Transcribe the entries that follow exactly as they appear, minus pictures.

Stored data
##############################

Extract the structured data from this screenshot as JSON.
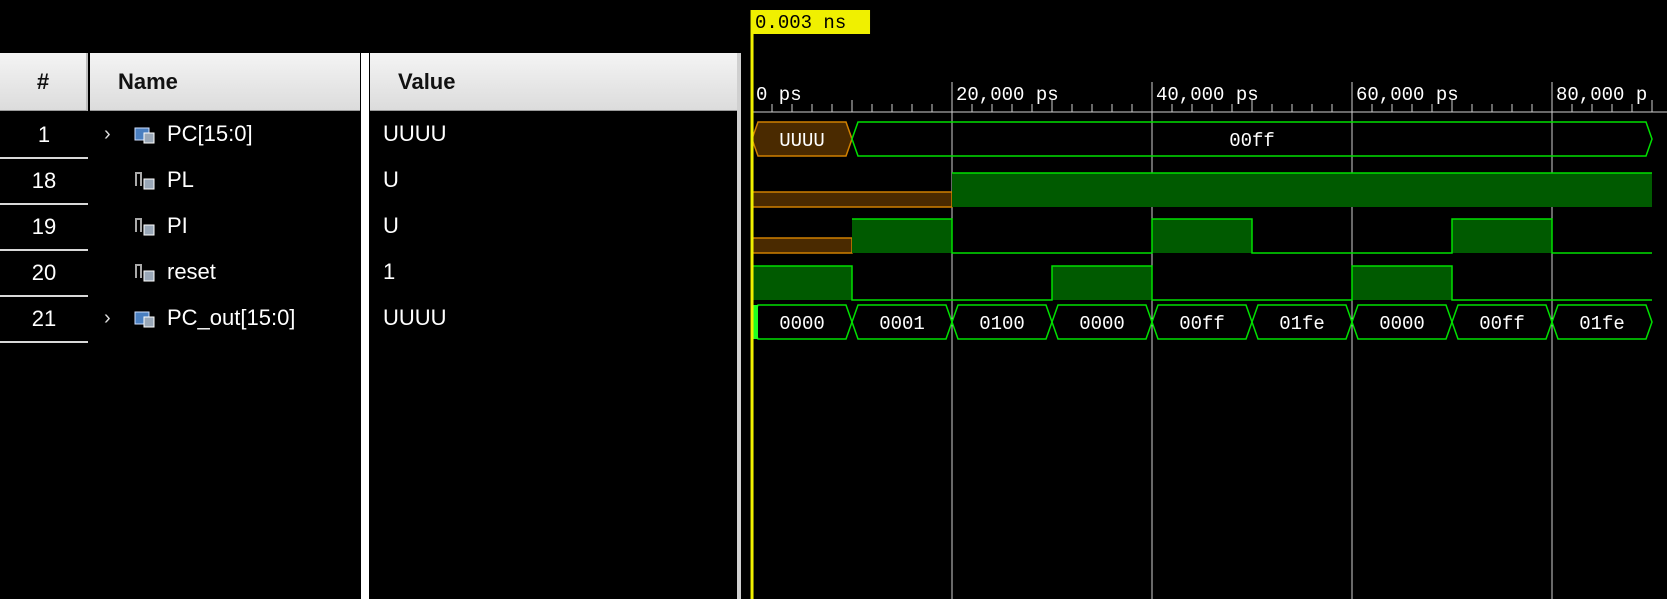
{
  "headers": {
    "num": "#",
    "name": "Name",
    "value": "Value"
  },
  "signals": [
    {
      "num": "1",
      "name": "PC[15:0]",
      "value": "UUUU",
      "expandable": true,
      "icon": "bus-icon"
    },
    {
      "num": "18",
      "name": "PL",
      "value": "U",
      "expandable": false,
      "icon": "signal-icon"
    },
    {
      "num": "19",
      "name": "PI",
      "value": "U",
      "expandable": false,
      "icon": "signal-icon"
    },
    {
      "num": "20",
      "name": "reset",
      "value": "1",
      "expandable": false,
      "icon": "signal-icon"
    },
    {
      "num": "21",
      "name": "PC_out[15:0]",
      "value": "UUUU",
      "expandable": true,
      "icon": "bus-icon"
    }
  ],
  "cursor": {
    "label": "0.003 ns",
    "time_ps": 3
  },
  "timeline": {
    "ticks": [
      "0 ps",
      "20,000 ps",
      "40,000 ps",
      "60,000 ps",
      "80,000 p"
    ],
    "tick_values_ps": [
      0,
      20000,
      40000,
      60000,
      80000
    ]
  },
  "waveforms": {
    "PC": [
      {
        "from": 0,
        "to": 10000,
        "label": "UUUU",
        "undefined": true
      },
      {
        "from": 10000,
        "to": 90000,
        "label": "00ff"
      }
    ],
    "PL": [
      {
        "from": 0,
        "to": 20000,
        "level": "U"
      },
      {
        "from": 20000,
        "to": 90000,
        "level": "1"
      }
    ],
    "PI": [
      {
        "from": 0,
        "to": 10000,
        "level": "U"
      },
      {
        "from": 10000,
        "to": 20000,
        "level": "1"
      },
      {
        "from": 20000,
        "to": 40000,
        "level": "0"
      },
      {
        "from": 40000,
        "to": 50000,
        "level": "1"
      },
      {
        "from": 50000,
        "to": 70000,
        "level": "0"
      },
      {
        "from": 70000,
        "to": 80000,
        "level": "1"
      },
      {
        "from": 80000,
        "to": 90000,
        "level": "0"
      }
    ],
    "reset": [
      {
        "from": 0,
        "to": 10000,
        "level": "1"
      },
      {
        "from": 10000,
        "to": 30000,
        "level": "0"
      },
      {
        "from": 30000,
        "to": 40000,
        "level": "1"
      },
      {
        "from": 40000,
        "to": 60000,
        "level": "0"
      },
      {
        "from": 60000,
        "to": 70000,
        "level": "1"
      },
      {
        "from": 70000,
        "to": 90000,
        "level": "0"
      }
    ],
    "PC_out": [
      {
        "from": 0,
        "to": 10000,
        "label": "0000"
      },
      {
        "from": 10000,
        "to": 20000,
        "label": "0001"
      },
      {
        "from": 20000,
        "to": 30000,
        "label": "0100"
      },
      {
        "from": 30000,
        "to": 40000,
        "label": "0000"
      },
      {
        "from": 40000,
        "to": 50000,
        "label": "00ff"
      },
      {
        "from": 50000,
        "to": 60000,
        "label": "01fe"
      },
      {
        "from": 60000,
        "to": 70000,
        "label": "0000"
      },
      {
        "from": 70000,
        "to": 80000,
        "label": "00ff"
      },
      {
        "from": 80000,
        "to": 90000,
        "label": "01fe"
      }
    ]
  },
  "colors": {
    "wave": "#00e000",
    "wave_fill": "#005a00",
    "undefined": "#d08000",
    "undefined_fill": "#4a2a00",
    "cursor": "#f0f000",
    "grid": "#cfcfcf"
  }
}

##############################

Task solution
Extract the structured data from this screenshot as JSON.
{
  "headers": {
    "num": "#",
    "name": "Name",
    "value": "Value"
  },
  "signals": [
    {
      "num": "1",
      "name": "PC[15:0]",
      "value": "UUUU",
      "expandable": true,
      "icon": "bus-icon"
    },
    {
      "num": "18",
      "name": "PL",
      "value": "U",
      "expandable": false,
      "icon": "signal-icon"
    },
    {
      "num": "19",
      "name": "PI",
      "value": "U",
      "expandable": false,
      "icon": "signal-icon"
    },
    {
      "num": "20",
      "name": "reset",
      "value": "1",
      "expandable": false,
      "icon": "signal-icon"
    },
    {
      "num": "21",
      "name": "PC_out[15:0]",
      "value": "UUUU",
      "expandable": true,
      "icon": "bus-icon"
    }
  ],
  "cursor": {
    "label": "0.003 ns",
    "time_ps": 3
  },
  "timeline": {
    "ticks": [
      "0 ps",
      "20,000 ps",
      "40,000 ps",
      "60,000 ps",
      "80,000 p"
    ],
    "tick_values_ps": [
      0,
      20000,
      40000,
      60000,
      80000
    ]
  },
  "waveforms": {
    "PC": [
      {
        "from": 0,
        "to": 10000,
        "label": "UUUU",
        "undefined": true
      },
      {
        "from": 10000,
        "to": 90000,
        "label": "00ff"
      }
    ],
    "PL": [
      {
        "from": 0,
        "to": 20000,
        "level": "U"
      },
      {
        "from": 20000,
        "to": 90000,
        "level": "1"
      }
    ],
    "PI": [
      {
        "from": 0,
        "to": 10000,
        "level": "U"
      },
      {
        "from": 10000,
        "to": 20000,
        "level": "1"
      },
      {
        "from": 20000,
        "to": 40000,
        "level": "0"
      },
      {
        "from": 40000,
        "to": 50000,
        "level": "1"
      },
      {
        "from": 50000,
        "to": 70000,
        "level": "0"
      },
      {
        "from": 70000,
        "to": 80000,
        "level": "1"
      },
      {
        "from": 80000,
        "to": 90000,
        "level": "0"
      }
    ],
    "reset": [
      {
        "from": 0,
        "to": 10000,
        "level": "1"
      },
      {
        "from": 10000,
        "to": 30000,
        "level": "0"
      },
      {
        "from": 30000,
        "to": 40000,
        "level": "1"
      },
      {
        "from": 40000,
        "to": 60000,
        "level": "0"
      },
      {
        "from": 60000,
        "to": 70000,
        "level": "1"
      },
      {
        "from": 70000,
        "to": 90000,
        "level": "0"
      }
    ],
    "PC_out": [
      {
        "from": 0,
        "to": 10000,
        "label": "0000"
      },
      {
        "from": 10000,
        "to": 20000,
        "label": "0001"
      },
      {
        "from": 20000,
        "to": 30000,
        "label": "0100"
      },
      {
        "from": 30000,
        "to": 40000,
        "label": "0000"
      },
      {
        "from": 40000,
        "to": 50000,
        "label": "00ff"
      },
      {
        "from": 50000,
        "to": 60000,
        "label": "01fe"
      },
      {
        "from": 60000,
        "to": 70000,
        "label": "0000"
      },
      {
        "from": 70000,
        "to": 80000,
        "label": "00ff"
      },
      {
        "from": 80000,
        "to": 90000,
        "label": "01fe"
      }
    ]
  },
  "colors": {
    "wave": "#00e000",
    "wave_fill": "#005a00",
    "undefined": "#d08000",
    "undefined_fill": "#4a2a00",
    "cursor": "#f0f000",
    "grid": "#cfcfcf"
  }
}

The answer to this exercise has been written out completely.